- Task data
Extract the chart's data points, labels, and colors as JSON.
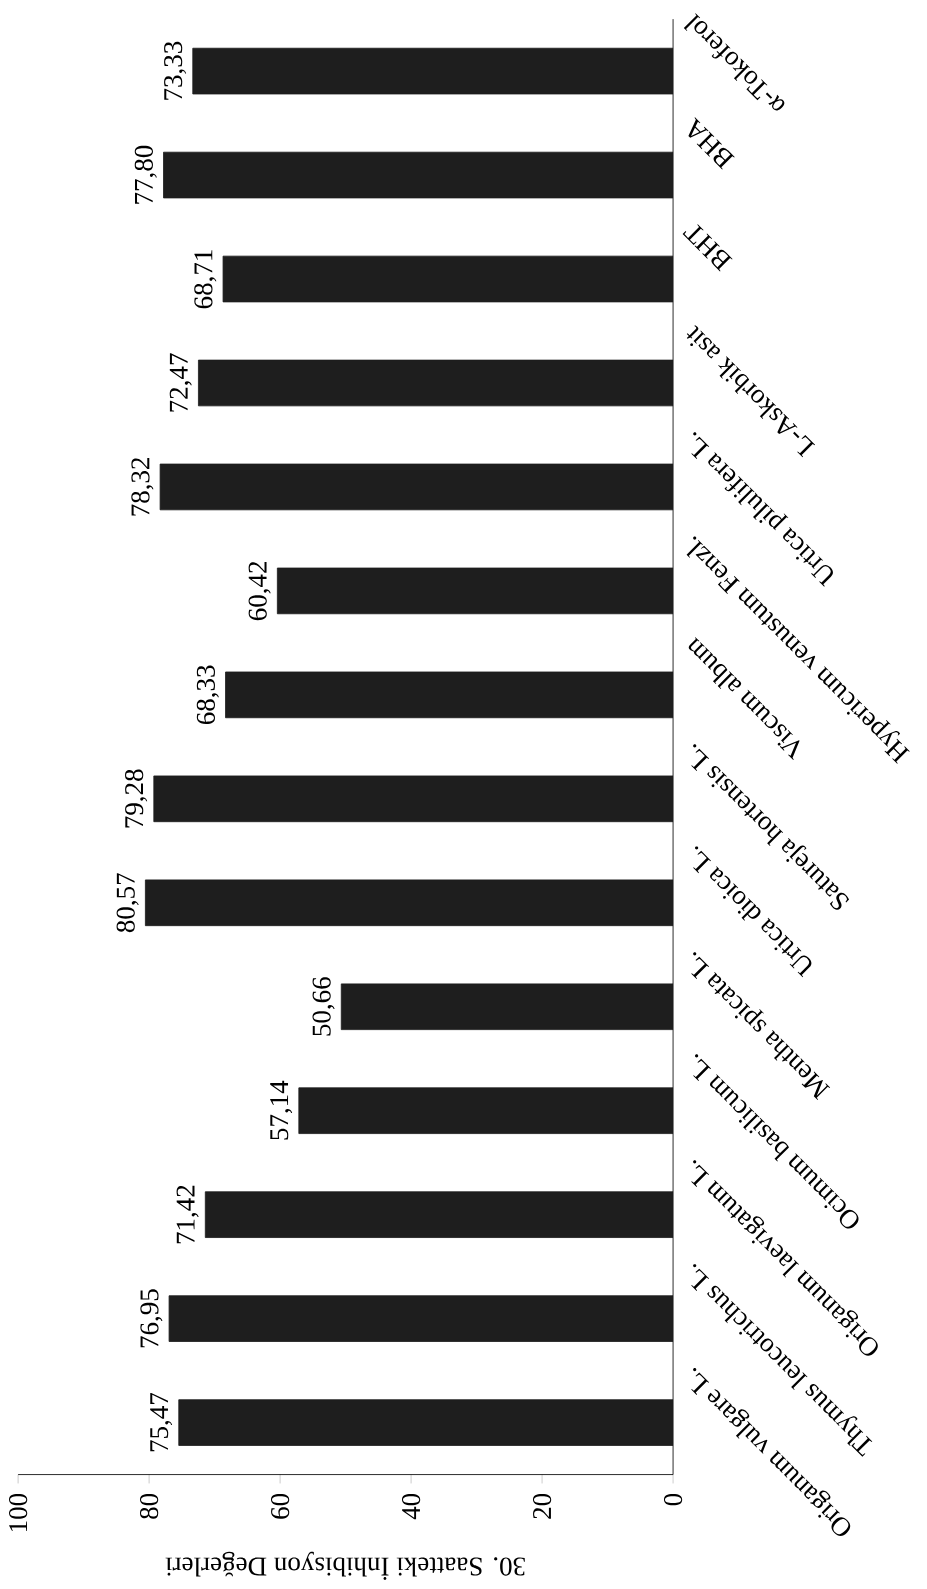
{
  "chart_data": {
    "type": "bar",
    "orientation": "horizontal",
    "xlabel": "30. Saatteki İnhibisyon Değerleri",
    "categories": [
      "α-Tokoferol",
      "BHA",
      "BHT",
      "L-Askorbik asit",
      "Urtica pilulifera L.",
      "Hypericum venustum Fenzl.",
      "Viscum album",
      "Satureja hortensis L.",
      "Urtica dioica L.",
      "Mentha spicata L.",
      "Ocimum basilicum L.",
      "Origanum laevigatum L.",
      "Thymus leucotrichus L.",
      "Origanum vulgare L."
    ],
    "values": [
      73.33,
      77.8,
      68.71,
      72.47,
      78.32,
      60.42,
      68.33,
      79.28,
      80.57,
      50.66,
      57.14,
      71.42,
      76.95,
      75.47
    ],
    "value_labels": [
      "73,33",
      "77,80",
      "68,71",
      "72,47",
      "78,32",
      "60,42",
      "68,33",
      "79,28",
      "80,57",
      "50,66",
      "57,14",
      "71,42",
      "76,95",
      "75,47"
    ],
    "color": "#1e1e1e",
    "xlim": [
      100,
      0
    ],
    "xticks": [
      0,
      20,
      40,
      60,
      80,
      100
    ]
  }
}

- Instructions for the task
Using the material above, retype each entry exactly and omit the pictures.

- Solution for this problem
Extract the chart's data points, labels, and colors as JSON.
{
  "chart_data": {
    "type": "bar",
    "orientation": "horizontal",
    "xlabel": "30. Saatteki İnhibisyon Değerleri",
    "categories": [
      "α-Tokoferol",
      "BHA",
      "BHT",
      "L-Askorbik asit",
      "Urtica pilulifera L.",
      "Hypericum venustum Fenzl.",
      "Viscum album",
      "Satureja hortensis L.",
      "Urtica dioica L.",
      "Mentha spicata L.",
      "Ocimum basilicum L.",
      "Origanum laevigatum L.",
      "Thymus leucotrichus L.",
      "Origanum vulgare L."
    ],
    "values": [
      73.33,
      77.8,
      68.71,
      72.47,
      78.32,
      60.42,
      68.33,
      79.28,
      80.57,
      50.66,
      57.14,
      71.42,
      76.95,
      75.47
    ],
    "value_labels": [
      "73,33",
      "77,80",
      "68,71",
      "72,47",
      "78,32",
      "60,42",
      "68,33",
      "79,28",
      "80,57",
      "50,66",
      "57,14",
      "71,42",
      "76,95",
      "75,47"
    ],
    "color": "#1e1e1e",
    "xlim": [
      100,
      0
    ],
    "xticks": [
      0,
      20,
      40,
      60,
      80,
      100
    ]
  }
}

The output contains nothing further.